Render the following material again verbatim, leaving nothing out.

________________________

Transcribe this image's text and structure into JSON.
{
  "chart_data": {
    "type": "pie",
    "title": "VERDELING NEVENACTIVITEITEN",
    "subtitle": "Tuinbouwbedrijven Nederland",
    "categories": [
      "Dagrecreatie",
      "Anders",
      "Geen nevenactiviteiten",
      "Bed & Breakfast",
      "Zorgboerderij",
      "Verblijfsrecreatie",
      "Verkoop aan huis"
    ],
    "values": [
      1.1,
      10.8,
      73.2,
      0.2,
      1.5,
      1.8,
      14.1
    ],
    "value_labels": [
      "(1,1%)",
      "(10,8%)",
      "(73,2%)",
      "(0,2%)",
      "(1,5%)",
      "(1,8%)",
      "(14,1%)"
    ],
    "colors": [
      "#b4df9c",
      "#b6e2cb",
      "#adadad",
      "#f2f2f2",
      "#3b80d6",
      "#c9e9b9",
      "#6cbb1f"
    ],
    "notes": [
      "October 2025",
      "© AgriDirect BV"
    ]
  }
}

________________________

__Full solution__:
Transcribe this image's text and structure into JSON.
{
  "chart_data": {
    "type": "pie",
    "title": "VERDELING NEVENACTIVITEITEN",
    "subtitle": "Tuinbouwbedrijven Nederland",
    "categories": [
      "Dagrecreatie",
      "Anders",
      "Geen nevenactiviteiten",
      "Bed & Breakfast",
      "Zorgboerderij",
      "Verblijfsrecreatie",
      "Verkoop aan huis"
    ],
    "values": [
      1.1,
      10.8,
      73.2,
      0.2,
      1.5,
      1.8,
      14.1
    ],
    "value_labels": [
      "(1,1%)",
      "(10,8%)",
      "(73,2%)",
      "(0,2%)",
      "(1,5%)",
      "(1,8%)",
      "(14,1%)"
    ],
    "colors": [
      "#b4df9c",
      "#b6e2cb",
      "#adadad",
      "#f2f2f2",
      "#3b80d6",
      "#c9e9b9",
      "#6cbb1f"
    ],
    "notes": [
      "October 2025",
      "© AgriDirect BV"
    ]
  }
}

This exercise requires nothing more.